TO BE DONE: Reproduce verbatim the lines from the first one through the line containing "- label: avoid tobacco and alcohol: amet, mea", both included.

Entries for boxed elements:
= = = = = = =
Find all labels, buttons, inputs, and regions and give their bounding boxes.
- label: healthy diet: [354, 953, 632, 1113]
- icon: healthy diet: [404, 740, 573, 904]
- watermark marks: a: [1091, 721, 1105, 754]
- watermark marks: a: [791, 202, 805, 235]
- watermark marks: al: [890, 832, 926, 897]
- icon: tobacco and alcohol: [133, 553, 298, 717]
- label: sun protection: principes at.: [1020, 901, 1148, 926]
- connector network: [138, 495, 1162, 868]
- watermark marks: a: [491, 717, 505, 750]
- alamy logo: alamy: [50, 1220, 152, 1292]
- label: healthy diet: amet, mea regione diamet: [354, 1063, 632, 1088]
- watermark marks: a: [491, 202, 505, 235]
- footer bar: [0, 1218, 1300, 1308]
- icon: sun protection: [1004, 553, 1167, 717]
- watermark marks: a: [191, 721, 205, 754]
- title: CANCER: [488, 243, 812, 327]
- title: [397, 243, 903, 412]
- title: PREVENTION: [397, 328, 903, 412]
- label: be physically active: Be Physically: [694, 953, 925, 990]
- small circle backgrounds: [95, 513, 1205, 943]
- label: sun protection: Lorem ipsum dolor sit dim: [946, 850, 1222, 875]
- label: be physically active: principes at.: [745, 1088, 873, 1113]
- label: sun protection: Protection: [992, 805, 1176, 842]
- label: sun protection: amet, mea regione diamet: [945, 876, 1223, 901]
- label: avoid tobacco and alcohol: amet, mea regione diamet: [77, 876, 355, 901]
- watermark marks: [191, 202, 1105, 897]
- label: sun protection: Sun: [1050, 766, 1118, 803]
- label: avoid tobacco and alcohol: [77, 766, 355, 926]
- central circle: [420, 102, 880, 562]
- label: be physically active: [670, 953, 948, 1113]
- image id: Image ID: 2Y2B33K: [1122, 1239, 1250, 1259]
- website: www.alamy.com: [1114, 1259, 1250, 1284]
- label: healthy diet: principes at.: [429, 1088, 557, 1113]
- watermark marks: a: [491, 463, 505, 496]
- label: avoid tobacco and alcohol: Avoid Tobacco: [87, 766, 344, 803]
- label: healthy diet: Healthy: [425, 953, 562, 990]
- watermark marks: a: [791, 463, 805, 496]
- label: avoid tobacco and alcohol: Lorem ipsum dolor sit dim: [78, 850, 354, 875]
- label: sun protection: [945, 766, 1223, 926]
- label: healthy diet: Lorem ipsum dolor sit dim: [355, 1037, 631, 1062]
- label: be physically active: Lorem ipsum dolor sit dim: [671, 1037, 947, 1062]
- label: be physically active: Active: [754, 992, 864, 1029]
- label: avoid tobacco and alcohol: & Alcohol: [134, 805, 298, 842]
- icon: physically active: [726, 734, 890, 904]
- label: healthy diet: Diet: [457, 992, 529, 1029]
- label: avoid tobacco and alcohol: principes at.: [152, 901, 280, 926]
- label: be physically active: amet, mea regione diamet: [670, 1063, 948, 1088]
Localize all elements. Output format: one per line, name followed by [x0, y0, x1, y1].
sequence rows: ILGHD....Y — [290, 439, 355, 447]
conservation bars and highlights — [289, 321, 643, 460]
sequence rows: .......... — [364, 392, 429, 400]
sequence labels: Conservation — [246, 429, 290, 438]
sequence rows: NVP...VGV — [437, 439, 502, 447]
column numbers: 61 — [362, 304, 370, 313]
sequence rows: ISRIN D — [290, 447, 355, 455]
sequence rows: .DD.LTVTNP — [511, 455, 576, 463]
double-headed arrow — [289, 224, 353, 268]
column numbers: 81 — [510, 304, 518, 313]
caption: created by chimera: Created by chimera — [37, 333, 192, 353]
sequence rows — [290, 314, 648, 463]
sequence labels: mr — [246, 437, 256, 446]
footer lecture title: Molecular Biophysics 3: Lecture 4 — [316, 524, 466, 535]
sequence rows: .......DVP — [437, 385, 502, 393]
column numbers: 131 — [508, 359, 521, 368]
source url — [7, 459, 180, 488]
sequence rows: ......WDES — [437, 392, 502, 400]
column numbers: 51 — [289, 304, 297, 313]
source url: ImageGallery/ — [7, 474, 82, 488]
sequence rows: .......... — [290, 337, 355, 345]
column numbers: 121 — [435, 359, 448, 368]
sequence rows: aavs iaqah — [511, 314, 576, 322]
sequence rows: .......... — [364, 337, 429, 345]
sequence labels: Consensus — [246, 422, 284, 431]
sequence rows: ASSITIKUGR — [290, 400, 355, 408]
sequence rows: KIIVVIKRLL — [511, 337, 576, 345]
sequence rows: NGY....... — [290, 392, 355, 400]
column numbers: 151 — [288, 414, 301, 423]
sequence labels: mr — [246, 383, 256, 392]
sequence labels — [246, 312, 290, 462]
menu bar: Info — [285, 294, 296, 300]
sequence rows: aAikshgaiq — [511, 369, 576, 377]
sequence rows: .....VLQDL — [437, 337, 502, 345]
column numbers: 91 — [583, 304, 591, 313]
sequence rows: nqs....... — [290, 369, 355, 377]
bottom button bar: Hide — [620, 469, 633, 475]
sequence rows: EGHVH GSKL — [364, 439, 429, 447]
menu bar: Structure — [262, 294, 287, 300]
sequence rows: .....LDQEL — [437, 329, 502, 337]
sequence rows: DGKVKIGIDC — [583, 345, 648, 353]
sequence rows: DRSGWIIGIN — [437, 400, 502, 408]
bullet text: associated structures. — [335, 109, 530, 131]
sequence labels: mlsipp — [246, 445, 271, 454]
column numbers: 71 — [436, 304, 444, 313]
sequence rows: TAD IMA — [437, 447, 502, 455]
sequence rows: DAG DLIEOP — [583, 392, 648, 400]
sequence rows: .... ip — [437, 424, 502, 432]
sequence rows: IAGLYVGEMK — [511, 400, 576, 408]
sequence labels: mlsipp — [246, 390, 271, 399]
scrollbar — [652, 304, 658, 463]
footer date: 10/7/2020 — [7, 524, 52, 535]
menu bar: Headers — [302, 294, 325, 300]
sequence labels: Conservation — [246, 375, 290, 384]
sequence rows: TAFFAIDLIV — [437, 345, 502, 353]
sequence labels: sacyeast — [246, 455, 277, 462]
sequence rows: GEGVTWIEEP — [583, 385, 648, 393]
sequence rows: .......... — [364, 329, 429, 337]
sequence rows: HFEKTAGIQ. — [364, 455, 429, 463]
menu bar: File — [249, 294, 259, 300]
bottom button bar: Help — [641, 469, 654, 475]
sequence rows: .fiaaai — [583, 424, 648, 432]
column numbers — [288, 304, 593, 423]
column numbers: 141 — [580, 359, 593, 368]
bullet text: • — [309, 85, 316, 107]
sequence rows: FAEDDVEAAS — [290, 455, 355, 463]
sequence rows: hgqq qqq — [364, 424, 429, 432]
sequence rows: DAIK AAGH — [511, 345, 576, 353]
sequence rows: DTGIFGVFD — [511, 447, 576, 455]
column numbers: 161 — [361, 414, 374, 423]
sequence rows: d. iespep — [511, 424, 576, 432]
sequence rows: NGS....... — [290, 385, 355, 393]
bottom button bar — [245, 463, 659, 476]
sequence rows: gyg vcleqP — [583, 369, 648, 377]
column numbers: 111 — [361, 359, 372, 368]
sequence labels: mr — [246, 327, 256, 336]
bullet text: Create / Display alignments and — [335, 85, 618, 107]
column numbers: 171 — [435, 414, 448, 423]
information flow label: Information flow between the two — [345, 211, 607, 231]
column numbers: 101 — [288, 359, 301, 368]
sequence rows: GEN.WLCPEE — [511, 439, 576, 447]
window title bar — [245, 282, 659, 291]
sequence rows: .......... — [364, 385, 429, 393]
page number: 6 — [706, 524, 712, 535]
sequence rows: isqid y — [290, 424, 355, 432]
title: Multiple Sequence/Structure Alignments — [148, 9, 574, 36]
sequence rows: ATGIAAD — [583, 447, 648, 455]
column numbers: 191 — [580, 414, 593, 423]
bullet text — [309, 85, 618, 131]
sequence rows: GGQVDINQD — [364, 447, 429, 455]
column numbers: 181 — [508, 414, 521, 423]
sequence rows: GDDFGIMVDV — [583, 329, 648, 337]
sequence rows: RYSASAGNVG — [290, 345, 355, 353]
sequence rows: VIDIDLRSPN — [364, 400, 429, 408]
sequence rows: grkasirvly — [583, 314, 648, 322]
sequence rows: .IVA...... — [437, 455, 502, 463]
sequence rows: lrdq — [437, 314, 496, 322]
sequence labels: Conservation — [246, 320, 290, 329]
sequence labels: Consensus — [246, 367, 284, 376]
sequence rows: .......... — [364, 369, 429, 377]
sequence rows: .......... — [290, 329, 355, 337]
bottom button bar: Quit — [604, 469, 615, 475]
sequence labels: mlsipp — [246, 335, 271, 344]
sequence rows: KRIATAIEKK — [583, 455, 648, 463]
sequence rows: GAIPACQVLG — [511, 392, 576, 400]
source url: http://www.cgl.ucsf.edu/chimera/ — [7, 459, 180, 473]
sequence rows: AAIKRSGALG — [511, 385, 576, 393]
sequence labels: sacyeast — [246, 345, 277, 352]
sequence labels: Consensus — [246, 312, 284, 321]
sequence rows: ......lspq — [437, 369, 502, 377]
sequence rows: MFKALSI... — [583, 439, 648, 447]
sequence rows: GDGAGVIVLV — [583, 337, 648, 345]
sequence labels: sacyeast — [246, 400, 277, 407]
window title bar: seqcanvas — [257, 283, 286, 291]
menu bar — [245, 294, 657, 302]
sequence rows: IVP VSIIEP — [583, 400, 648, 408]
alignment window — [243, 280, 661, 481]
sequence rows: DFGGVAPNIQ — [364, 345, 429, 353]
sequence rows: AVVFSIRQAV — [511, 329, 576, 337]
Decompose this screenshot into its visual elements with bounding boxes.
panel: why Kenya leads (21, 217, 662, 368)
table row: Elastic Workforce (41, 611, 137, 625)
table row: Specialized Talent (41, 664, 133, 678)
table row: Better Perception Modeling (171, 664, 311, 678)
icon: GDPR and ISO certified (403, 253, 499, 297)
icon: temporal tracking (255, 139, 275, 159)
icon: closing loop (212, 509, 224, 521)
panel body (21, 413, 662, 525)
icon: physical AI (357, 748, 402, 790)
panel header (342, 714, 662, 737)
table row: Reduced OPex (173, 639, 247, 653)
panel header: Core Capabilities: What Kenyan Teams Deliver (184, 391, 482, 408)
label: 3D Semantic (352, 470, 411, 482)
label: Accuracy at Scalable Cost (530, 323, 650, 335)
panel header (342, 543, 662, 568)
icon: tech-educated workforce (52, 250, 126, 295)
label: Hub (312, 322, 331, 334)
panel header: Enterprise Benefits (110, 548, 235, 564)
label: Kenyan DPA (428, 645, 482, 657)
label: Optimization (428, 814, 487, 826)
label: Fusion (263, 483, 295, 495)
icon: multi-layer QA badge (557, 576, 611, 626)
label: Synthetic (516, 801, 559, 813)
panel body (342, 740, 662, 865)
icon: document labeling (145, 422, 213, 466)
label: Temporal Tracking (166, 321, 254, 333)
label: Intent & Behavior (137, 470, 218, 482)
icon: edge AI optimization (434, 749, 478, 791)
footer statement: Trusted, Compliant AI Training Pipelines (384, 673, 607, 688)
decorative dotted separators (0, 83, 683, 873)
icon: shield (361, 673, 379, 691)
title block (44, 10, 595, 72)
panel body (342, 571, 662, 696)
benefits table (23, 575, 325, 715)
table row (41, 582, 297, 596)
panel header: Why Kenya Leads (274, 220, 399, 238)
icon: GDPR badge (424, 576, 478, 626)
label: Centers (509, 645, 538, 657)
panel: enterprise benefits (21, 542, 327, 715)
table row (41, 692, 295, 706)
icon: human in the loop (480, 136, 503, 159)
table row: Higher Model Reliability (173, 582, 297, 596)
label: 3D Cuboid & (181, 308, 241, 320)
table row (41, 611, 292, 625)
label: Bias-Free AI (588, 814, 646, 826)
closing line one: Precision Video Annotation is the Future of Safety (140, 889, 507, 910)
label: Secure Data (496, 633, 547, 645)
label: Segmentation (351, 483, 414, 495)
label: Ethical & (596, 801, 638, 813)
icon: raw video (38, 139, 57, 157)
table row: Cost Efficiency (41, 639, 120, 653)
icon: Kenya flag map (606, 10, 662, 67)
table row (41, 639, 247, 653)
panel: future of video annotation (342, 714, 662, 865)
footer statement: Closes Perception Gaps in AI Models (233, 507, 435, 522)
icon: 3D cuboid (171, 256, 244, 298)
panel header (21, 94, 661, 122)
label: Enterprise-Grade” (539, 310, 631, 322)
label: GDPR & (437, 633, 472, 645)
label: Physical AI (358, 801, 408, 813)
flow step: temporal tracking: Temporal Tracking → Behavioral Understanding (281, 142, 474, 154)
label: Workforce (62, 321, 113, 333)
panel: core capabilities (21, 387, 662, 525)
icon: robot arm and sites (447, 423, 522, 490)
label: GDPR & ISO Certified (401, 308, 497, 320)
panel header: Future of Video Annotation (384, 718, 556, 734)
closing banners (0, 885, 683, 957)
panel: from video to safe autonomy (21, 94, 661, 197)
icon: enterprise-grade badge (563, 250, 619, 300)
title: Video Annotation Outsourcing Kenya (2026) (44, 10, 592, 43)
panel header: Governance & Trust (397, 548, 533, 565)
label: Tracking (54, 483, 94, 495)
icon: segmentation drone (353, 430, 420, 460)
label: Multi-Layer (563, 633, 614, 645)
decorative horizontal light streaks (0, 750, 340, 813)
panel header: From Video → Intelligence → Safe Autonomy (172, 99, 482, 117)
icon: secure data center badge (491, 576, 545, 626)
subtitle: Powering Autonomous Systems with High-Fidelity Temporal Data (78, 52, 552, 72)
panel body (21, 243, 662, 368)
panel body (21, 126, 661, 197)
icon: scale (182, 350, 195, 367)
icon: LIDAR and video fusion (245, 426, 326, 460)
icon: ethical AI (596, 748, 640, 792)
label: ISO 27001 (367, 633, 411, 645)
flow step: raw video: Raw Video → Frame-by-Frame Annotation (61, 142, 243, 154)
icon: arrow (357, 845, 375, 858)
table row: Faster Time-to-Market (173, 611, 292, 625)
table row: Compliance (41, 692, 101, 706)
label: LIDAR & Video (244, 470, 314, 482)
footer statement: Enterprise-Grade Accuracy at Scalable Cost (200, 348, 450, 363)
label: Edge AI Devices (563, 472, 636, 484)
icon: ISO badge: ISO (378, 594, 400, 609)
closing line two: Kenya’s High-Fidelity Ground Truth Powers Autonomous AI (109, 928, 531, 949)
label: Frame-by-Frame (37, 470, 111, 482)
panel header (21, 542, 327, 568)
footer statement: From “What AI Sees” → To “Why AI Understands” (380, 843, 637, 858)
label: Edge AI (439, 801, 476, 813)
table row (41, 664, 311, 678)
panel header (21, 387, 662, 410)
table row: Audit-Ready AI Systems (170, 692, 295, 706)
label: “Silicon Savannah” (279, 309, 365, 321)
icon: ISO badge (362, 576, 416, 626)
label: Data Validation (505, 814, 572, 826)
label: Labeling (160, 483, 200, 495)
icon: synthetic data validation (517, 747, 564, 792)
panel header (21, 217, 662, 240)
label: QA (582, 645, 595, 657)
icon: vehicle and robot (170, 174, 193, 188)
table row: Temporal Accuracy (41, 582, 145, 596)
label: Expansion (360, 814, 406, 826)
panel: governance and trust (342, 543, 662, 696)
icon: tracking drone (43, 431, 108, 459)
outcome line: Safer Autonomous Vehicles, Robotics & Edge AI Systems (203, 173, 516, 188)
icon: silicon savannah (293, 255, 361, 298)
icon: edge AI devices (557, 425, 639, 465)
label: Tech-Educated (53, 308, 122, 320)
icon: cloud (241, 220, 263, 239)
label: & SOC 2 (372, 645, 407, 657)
= = = = = = =
OUTPUT FOR THIS TASK:
Find all labels, buttons, inputs, and regions and give their bounding boxes.
- label: healthy diet: [354, 953, 632, 1113]
- icon: healthy diet: [404, 740, 573, 904]
- watermark marks: a: [1091, 721, 1105, 754]
- watermark marks: a: [791, 202, 805, 235]
- watermark marks: al: [890, 832, 926, 897]
- icon: tobacco and alcohol: [133, 553, 298, 717]
- label: sun protection: principes at.: [1020, 901, 1148, 926]
- connector network: [138, 495, 1162, 868]
- watermark marks: a: [491, 717, 505, 750]
- alamy logo: alamy: [50, 1220, 152, 1292]
- label: healthy diet: amet, mea regione diamet: [354, 1063, 632, 1088]
- watermark marks: a: [491, 202, 505, 235]
- footer bar: [0, 1218, 1300, 1308]
- icon: sun protection: [1004, 553, 1167, 717]
- watermark marks: a: [191, 721, 205, 754]
- title: CANCER: [488, 243, 812, 327]
- title: [397, 243, 903, 412]
- title: PREVENTION: [397, 328, 903, 412]
- label: be physically active: Be Physically: [694, 953, 925, 990]
- small circle backgrounds: [95, 513, 1205, 943]
- label: sun protection: Lorem ipsum dolor sit dim: [946, 850, 1222, 875]
- label: be physically active: principes at.: [745, 1088, 873, 1113]
- label: sun protection: Protection: [992, 805, 1176, 842]
- label: sun protection: amet, mea regione diamet: [945, 876, 1223, 901]
- label: avoid tobacco and alcohol: amet, mea regione diamet: [77, 876, 355, 901]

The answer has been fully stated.